# Task statement:
Select from the records below every line that has the word "content" in it.

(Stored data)
........
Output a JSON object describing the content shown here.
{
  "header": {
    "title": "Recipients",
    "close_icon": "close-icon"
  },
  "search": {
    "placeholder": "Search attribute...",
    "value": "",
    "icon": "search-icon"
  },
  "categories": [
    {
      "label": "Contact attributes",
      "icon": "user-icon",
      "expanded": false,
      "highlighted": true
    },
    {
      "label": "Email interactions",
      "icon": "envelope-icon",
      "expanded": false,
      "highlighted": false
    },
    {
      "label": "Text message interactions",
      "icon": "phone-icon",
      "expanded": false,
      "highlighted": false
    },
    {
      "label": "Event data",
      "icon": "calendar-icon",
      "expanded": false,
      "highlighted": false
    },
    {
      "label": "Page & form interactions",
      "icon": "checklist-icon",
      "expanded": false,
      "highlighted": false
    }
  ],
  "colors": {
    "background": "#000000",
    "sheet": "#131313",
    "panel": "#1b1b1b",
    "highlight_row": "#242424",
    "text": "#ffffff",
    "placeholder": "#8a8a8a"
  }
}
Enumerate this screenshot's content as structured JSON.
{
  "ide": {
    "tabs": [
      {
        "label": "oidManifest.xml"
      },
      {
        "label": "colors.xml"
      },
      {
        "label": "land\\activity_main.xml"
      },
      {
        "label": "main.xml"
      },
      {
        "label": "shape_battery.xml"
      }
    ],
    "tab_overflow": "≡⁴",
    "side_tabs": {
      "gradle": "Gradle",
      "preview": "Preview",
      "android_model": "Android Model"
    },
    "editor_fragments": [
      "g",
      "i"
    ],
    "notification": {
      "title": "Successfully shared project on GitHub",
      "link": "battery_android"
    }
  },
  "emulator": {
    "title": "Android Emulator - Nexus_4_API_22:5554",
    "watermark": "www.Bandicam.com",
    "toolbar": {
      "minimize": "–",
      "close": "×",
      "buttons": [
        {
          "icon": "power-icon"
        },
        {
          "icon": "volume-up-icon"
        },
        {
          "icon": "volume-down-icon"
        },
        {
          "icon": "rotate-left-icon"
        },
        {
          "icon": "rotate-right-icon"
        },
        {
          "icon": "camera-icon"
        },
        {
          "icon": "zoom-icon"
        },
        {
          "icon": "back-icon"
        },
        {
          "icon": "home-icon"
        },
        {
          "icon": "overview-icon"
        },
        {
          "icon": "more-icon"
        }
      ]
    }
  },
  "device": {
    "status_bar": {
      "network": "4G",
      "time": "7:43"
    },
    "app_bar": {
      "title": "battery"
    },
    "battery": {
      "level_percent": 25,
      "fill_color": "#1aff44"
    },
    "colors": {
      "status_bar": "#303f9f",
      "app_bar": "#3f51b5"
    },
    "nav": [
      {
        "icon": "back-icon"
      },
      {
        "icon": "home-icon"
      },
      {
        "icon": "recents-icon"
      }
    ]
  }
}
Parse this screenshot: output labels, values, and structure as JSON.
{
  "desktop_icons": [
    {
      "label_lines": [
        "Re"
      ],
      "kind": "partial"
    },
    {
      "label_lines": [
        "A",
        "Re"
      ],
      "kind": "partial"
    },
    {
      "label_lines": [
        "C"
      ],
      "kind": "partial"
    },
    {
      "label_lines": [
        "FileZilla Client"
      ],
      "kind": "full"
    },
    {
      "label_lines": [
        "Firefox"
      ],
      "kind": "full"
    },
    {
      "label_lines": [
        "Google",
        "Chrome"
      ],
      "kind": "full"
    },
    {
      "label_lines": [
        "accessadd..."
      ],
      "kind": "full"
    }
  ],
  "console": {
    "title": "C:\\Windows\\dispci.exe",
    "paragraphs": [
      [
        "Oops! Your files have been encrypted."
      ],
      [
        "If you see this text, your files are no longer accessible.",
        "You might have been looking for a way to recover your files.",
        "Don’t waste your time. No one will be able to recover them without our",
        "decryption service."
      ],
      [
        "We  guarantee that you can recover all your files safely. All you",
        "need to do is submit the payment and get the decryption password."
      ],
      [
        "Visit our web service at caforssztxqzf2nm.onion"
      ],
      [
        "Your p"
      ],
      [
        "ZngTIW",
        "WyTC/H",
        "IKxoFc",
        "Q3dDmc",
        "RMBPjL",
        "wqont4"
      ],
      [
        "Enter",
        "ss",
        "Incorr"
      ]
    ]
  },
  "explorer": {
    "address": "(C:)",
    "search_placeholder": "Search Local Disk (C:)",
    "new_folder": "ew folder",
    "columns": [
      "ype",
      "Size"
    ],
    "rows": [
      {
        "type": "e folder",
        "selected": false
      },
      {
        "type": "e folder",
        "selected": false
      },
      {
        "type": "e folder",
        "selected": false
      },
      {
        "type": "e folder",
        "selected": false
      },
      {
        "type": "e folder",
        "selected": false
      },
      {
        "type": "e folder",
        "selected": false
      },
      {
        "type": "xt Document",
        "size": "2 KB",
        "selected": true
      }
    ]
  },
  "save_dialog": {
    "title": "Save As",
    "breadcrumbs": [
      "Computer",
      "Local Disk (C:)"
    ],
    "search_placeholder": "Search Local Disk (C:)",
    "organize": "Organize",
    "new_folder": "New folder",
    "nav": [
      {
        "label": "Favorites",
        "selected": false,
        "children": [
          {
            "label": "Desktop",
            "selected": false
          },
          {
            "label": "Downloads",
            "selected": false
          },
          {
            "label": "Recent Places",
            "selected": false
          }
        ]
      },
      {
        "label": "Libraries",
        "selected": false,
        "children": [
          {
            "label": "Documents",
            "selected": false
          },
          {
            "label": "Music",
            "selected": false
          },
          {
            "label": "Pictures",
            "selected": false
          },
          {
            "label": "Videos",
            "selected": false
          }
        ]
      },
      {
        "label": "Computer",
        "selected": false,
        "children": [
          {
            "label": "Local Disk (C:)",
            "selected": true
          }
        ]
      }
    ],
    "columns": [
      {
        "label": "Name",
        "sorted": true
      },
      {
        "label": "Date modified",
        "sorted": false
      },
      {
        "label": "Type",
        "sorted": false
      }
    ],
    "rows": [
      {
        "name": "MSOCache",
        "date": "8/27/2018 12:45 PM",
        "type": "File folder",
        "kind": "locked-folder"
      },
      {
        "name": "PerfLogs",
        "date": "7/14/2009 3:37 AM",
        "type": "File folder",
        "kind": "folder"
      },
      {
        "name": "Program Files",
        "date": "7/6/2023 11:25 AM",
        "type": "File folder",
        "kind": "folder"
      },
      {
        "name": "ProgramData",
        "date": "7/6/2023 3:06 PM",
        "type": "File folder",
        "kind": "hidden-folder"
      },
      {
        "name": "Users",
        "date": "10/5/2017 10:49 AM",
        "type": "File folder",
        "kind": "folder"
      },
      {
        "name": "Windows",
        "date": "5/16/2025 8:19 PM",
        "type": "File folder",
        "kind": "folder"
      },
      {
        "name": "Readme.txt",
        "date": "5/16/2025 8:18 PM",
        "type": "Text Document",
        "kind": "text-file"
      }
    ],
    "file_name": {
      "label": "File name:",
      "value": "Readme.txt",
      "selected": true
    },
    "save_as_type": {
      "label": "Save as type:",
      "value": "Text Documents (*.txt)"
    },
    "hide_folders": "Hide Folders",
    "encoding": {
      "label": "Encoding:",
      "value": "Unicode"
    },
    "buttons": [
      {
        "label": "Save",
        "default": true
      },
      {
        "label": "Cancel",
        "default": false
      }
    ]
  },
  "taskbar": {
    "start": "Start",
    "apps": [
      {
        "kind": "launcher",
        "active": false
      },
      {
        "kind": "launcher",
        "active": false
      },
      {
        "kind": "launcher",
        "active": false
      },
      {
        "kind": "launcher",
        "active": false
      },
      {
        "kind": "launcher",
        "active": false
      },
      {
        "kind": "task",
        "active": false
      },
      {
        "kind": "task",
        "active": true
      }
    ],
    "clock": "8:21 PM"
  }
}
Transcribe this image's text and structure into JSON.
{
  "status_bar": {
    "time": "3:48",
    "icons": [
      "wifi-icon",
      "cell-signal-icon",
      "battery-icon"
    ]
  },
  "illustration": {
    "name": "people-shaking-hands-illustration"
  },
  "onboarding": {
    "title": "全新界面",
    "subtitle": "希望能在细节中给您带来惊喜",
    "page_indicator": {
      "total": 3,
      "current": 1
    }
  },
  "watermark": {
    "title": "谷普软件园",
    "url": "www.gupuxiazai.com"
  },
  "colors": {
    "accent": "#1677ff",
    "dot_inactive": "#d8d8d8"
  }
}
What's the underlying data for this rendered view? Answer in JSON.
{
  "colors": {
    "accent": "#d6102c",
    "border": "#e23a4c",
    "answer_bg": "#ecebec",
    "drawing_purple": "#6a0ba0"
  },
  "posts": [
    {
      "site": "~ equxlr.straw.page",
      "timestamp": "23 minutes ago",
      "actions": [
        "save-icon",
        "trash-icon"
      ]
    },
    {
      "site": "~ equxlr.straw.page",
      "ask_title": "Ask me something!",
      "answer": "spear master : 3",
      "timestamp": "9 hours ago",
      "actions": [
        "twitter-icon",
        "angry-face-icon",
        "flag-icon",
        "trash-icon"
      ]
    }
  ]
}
........
# Output of the task:
Output a JSON object describing the content shown here.
Enumerate this screenshot's content as structured JSON.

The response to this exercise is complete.